Goal: Every record must appear in your copy exactly as written, with no pictures.

==*==

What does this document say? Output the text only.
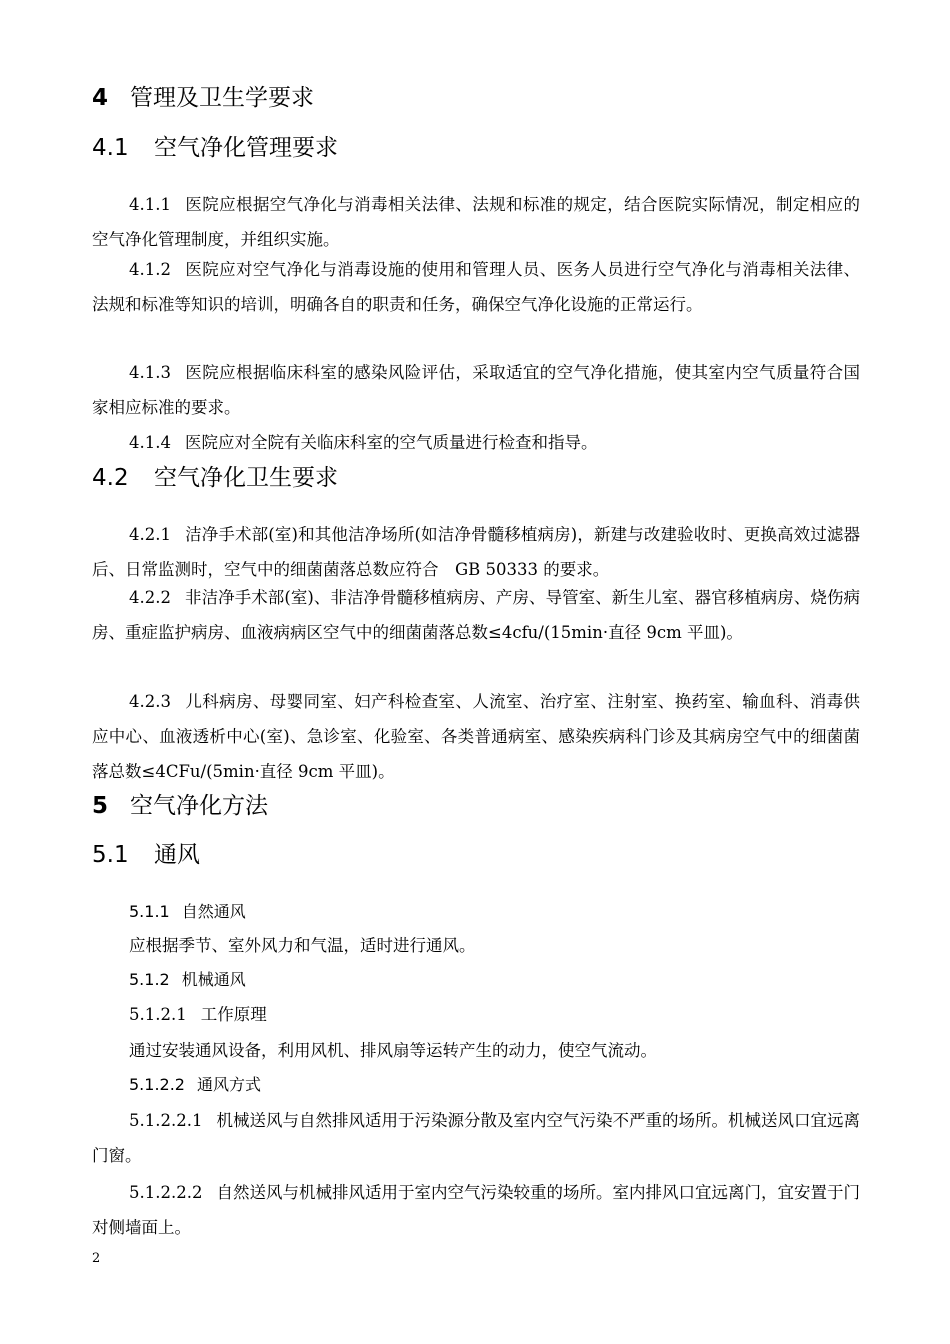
4 管理及卫生学要求
4.1 空气净化管理要求
4.1.1 医院应根据空气净化与消毒相关法律、法规和标准的规定，结合医院实际情况，制定相应的空气净化管理制度，并组织实施。
4.1.2 医院应对空气净化与消毒设施的使用和管理人员、医务人员进行空气净化与消毒相关法律、法规和标准等知识的培训，明确各自的职责和任务，确保空气净化设施的正常运行。
4.1.3 医院应根据临床科室的感染风险评估，采取适宜的空气净化措施，使其室内空气质量符合国家相应标准的要求。
4.1.4 医院应对全院有关临床科室的空气质量进行检查和指导。
4.2 空气净化卫生要求
4.2.1 洁净手术部(室)和其他洁净场所(如洁净骨髓移植病房)，新建与改建验收时、更换高效过滤器后、日常监测时，空气中的细菌菌落总数应符合　GB 50333 的要求。
4.2.2 非洁净手术部(室)、非洁净骨髓移植病房、产房、导管室、新生儿室、器官移植病房、烧伤病房、重症监护病房、血液病病区空气中的细菌菌落总数≤4cfu/(15min·直径 9cm 平皿)。
4.2.3 儿科病房、母婴同室、妇产科检查室、人流室、治疗室、注射室、换药室、输血科、消毒供应中心、血液透析中心(室)、急诊室、化验室、各类普通病室、感染疾病科门诊及其病房空气中的细菌菌落总数≤4CFu/(5min·直径 9cm 平皿)。
5 空气净化方法
5.1 通风
5.1.1 自然通风
应根据季节、室外风力和气温，适时进行通风。
5.1.2 机械通风
5.1.2.1 工作原理
通过安装通风设备，利用风机、排风扇等运转产生的动力，使空气流动。
5.1.2.2 通风方式
5.1.2.2.1 机械送风与自然排风适用于污染源分散及室内空气污染不严重的场所。机械送风口宜远离门窗。
5.1.2.2.2 自然送风与机械排风适用于室内空气污染较重的场所。室内排风口宜远离门，宜安置于门对侧墙面上。
2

==*==

Full answer:
What does this document say? Output the text only.
4 管理及卫生学要求
4.1 空气净化管理要求
4.1.1 医院应根据空气净化与消毒相关法律、法规和标准的规定，结合医院实际情况，制定相应的空气净化管理制度，并组织实施。
4.1.2 医院应对空气净化与消毒设施的使用和管理人员、医务人员进行空气净化与消毒相关法律、法规和标准等知识的培训，明确各自的职责和任务，确保空气净化设施的正常运行。
4.1.3 医院应根据临床科室的感染风险评估，采取适宜的空气净化措施，使其室内空气质量符合国家相应标准的要求。
4.1.4 医院应对全院有关临床科室的空气质量进行检查和指导。
4.2 空气净化卫生要求
4.2.1 洁净手术部(室)和其他洁净场所(如洁净骨髓移植病房)，新建与改建验收时、更换高效过滤器后、日常监测时，空气中的细菌菌落总数应符合　GB 50333 的要求。
4.2.2 非洁净手术部(室)、非洁净骨髓移植病房、产房、导管室、新生儿室、器官移植病房、烧伤病房、重症监护病房、血液病病区空气中的细菌菌落总数≤4cfu/(15min·直径 9cm 平皿)。
4.2.3 儿科病房、母婴同室、妇产科检查室、人流室、治疗室、注射室、换药室、输血科、消毒供应中心、血液透析中心(室)、急诊室、化验室、各类普通病室、感染疾病科门诊及其病房空气中的细菌菌落总数≤4CFu/(5min·直径 9cm 平皿)。
5 空气净化方法
5.1 通风
5.1.1 自然通风
应根据季节、室外风力和气温，适时进行通风。
5.1.2 机械通风
5.1.2.1 工作原理
通过安装通风设备，利用风机、排风扇等运转产生的动力，使空气流动。
5.1.2.2 通风方式
5.1.2.2.1 机械送风与自然排风适用于污染源分散及室内空气污染不严重的场所。机械送风口宜远离门窗。
5.1.2.2.2 自然送风与机械排风适用于室内空气污染较重的场所。室内排风口宜远离门，宜安置于门对侧墙面上。
2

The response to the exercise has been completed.